(Stored dataset items)
======

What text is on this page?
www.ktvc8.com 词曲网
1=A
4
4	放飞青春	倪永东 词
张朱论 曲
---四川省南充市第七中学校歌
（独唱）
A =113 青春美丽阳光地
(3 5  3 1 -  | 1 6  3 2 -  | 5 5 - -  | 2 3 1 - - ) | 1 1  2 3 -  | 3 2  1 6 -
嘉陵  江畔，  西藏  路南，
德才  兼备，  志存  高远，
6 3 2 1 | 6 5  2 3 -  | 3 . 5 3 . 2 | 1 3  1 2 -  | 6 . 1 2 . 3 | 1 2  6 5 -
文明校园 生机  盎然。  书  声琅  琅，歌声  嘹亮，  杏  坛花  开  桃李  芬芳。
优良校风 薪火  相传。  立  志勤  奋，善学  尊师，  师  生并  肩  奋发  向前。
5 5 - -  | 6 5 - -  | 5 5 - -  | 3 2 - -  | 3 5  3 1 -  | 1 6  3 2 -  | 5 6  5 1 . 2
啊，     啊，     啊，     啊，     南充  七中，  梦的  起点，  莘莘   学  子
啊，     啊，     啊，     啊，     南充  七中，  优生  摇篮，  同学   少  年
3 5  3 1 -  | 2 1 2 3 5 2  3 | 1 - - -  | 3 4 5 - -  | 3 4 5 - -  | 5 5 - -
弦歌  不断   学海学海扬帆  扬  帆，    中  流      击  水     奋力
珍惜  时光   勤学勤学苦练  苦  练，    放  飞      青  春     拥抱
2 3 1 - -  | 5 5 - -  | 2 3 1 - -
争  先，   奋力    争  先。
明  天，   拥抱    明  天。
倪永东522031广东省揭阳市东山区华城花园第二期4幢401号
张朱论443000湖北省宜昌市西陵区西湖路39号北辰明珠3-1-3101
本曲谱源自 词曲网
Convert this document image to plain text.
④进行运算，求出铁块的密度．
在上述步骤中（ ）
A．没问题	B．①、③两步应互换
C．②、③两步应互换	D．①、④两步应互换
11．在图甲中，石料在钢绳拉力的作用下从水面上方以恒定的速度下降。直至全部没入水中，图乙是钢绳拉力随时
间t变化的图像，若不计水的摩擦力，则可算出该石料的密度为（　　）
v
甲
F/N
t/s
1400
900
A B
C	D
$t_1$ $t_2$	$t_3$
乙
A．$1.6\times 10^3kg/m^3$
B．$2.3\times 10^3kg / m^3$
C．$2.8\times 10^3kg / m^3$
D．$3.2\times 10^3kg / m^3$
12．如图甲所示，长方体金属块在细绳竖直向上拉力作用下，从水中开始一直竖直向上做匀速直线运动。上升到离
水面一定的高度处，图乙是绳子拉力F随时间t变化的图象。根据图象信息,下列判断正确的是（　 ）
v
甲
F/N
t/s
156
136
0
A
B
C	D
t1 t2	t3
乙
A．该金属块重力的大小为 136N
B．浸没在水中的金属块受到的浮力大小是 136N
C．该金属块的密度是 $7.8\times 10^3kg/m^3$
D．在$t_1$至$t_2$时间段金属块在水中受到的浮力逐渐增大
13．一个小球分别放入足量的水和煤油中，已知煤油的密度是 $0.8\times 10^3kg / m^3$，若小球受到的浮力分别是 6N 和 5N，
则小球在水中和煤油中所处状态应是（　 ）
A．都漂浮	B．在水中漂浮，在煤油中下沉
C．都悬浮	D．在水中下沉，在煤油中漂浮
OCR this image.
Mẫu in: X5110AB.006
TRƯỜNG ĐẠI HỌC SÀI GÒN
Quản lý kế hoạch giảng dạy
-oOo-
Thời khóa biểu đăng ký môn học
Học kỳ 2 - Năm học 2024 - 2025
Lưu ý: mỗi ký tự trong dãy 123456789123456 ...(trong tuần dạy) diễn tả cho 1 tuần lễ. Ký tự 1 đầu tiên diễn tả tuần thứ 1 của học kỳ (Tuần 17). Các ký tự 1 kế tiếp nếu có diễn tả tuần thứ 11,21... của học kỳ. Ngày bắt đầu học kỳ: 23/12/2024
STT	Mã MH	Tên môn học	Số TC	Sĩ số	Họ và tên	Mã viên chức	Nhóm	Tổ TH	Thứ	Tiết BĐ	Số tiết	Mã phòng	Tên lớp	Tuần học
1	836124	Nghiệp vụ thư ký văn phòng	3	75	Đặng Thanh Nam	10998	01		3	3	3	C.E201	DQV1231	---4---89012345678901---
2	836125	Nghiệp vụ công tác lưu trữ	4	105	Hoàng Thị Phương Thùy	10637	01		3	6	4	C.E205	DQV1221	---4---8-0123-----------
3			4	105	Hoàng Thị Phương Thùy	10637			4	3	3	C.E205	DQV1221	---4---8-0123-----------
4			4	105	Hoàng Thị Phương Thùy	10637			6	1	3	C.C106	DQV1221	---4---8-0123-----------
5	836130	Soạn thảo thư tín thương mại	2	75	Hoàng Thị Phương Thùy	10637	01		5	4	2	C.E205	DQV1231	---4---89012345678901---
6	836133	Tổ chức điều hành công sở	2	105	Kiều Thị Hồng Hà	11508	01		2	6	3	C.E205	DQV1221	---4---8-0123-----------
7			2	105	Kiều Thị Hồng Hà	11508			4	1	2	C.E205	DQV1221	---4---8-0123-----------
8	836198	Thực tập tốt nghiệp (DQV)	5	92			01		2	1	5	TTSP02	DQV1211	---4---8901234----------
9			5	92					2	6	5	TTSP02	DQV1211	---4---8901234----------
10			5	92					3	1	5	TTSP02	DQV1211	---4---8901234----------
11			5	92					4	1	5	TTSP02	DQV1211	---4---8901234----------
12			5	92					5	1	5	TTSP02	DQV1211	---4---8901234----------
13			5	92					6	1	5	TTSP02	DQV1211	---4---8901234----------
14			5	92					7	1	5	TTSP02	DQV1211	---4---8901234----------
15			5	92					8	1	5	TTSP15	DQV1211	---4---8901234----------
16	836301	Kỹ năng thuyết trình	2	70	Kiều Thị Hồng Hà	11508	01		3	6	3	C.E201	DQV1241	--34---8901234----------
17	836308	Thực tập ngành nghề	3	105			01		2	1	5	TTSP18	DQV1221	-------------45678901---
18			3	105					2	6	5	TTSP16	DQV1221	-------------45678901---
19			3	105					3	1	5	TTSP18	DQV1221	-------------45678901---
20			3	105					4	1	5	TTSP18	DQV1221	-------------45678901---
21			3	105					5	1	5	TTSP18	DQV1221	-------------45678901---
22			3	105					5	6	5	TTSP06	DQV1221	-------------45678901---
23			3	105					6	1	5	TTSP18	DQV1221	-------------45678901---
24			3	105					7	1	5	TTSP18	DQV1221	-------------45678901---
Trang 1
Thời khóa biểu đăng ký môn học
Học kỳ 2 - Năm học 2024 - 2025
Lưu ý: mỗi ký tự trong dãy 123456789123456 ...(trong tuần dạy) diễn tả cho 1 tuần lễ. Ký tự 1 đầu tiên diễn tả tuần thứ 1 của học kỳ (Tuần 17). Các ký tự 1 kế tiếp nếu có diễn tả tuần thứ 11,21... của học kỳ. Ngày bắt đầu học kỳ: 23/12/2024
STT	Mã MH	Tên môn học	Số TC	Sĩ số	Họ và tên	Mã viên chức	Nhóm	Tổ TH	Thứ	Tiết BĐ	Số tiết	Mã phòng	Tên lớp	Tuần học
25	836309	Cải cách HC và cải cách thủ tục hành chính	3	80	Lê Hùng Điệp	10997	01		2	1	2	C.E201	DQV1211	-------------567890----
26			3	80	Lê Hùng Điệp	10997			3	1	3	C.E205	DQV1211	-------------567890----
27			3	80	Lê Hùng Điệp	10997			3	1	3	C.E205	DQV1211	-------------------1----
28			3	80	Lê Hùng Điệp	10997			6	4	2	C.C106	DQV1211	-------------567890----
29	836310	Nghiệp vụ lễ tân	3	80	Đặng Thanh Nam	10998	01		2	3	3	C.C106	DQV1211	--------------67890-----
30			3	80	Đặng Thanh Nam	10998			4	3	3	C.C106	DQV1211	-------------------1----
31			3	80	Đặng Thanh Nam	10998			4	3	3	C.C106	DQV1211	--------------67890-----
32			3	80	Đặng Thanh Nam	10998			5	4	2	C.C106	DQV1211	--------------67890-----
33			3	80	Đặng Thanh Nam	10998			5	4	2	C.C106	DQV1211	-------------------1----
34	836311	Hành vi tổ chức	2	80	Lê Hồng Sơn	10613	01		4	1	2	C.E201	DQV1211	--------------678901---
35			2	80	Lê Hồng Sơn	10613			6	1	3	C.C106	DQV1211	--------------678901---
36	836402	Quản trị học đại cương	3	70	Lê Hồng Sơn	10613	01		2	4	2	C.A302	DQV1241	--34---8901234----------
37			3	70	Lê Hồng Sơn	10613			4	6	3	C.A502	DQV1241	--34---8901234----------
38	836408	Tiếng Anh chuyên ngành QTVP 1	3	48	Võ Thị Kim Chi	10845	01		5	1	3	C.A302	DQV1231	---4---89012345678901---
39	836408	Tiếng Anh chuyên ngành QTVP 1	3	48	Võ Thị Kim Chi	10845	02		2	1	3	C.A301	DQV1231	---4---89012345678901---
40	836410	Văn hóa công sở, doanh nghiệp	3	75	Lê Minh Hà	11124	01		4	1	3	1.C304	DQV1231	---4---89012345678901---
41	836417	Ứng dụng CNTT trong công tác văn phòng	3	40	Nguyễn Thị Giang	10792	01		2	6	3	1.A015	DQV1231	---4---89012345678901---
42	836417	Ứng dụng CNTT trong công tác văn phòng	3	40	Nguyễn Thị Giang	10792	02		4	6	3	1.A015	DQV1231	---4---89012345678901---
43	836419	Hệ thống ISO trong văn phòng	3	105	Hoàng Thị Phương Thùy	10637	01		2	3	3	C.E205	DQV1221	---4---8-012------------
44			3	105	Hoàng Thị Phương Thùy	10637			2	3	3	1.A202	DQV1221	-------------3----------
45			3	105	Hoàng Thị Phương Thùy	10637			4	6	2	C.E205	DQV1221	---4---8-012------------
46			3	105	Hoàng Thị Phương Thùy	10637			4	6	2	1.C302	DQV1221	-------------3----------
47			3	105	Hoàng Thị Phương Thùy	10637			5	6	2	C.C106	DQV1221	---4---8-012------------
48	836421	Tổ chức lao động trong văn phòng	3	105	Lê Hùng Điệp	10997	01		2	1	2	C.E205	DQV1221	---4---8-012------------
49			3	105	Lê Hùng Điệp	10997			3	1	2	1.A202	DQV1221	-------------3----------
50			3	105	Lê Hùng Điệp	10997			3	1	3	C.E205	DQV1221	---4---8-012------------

======

◆ **Work required**:
All lines that include "Giang" are to be gathered and copied.

◆ **Exercise answer**:
41	836417	Ứng dụng CNTT trong công tác văn phòng	3	40	Nguyễn Thị Giang	10792	01		2	6	3	1.A015	DQV1231	---4---89012345678901---
42	836417	Ứng dụng CNTT trong công tác văn phòng	3	40	Nguyễn Thị Giang	10792	02		4	6	3	1.A015	DQV1231	---4---89012345678901---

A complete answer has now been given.